Write out the entire listing below exactly as it appears, minus any pictures.

* **Data in this exercise**
┏━━
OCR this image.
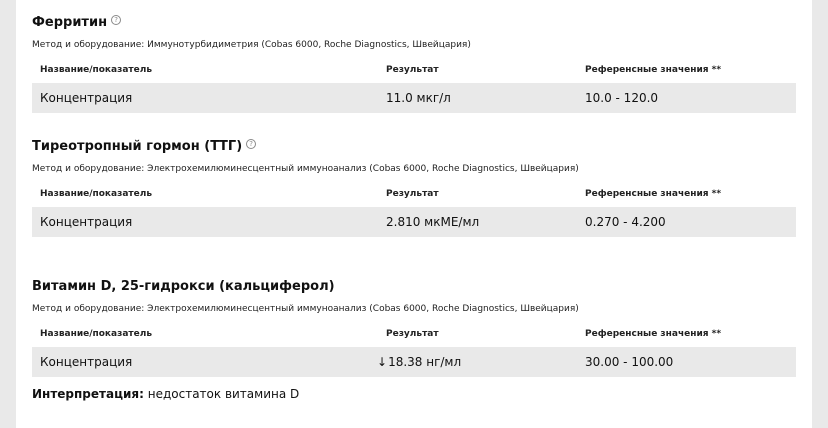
Ферритин	?
Метод и оборудование: Иммунотурбидиметрия (Cobas 6000, Roche Diagnostics, Швейцария)
Название/показатель	Результат	Референсные значения **
Концентрация	11.0 мкг/л	10.0 - 120.0
Тиреотропный гормон (ТТГ)	?
Метод и оборудование: Электрохемилюминесцентный иммуноанализ (Cobas 6000, Roche Diagnostics, Швейцария)
Название/показатель	Результат	Референсные значения **
Концентрация	2.810 мкМЕ/мл	0.270 - 4.200
Витамин D, 25-гидрокси (кальциферол)
Метод и оборудование: Электрохемилюминесцентный иммуноанализ (Cobas 6000, Roche Diagnostics, Швейцария)
Название/показатель	Результат	Референсные значения **
Концентрация	↓18.38 нг/мл	30.00 - 100.00
Интерпретация: недостаток витамина D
┗━━
* **Solved exercise**
OCR this image.
Ферритин	?
Метод и оборудование: Иммунотурбидиметрия (Cobas 6000, Roche Diagnostics, Швейцария)
Название/показатель	Результат	Референсные значения **
Концентрация	11.0 мкг/л	10.0 - 120.0
Тиреотропный гормон (ТТГ)	?
Метод и оборудование: Электрохемилюминесцентный иммуноанализ (Cobas 6000, Roche Diagnostics, Швейцария)
Название/показатель	Результат	Референсные значения **
Концентрация	2.810 мкМЕ/мл	0.270 - 4.200
Витамин D, 25-гидрокси (кальциферол)
Метод и оборудование: Электрохемилюминесцентный иммуноанализ (Cobas 6000, Roche Diagnostics, Швейцария)
Название/показатель	Результат	Референсные значения **
Концентрация	↓18.38 нг/мл	30.00 - 100.00
Интерпретация: недостаток витамина D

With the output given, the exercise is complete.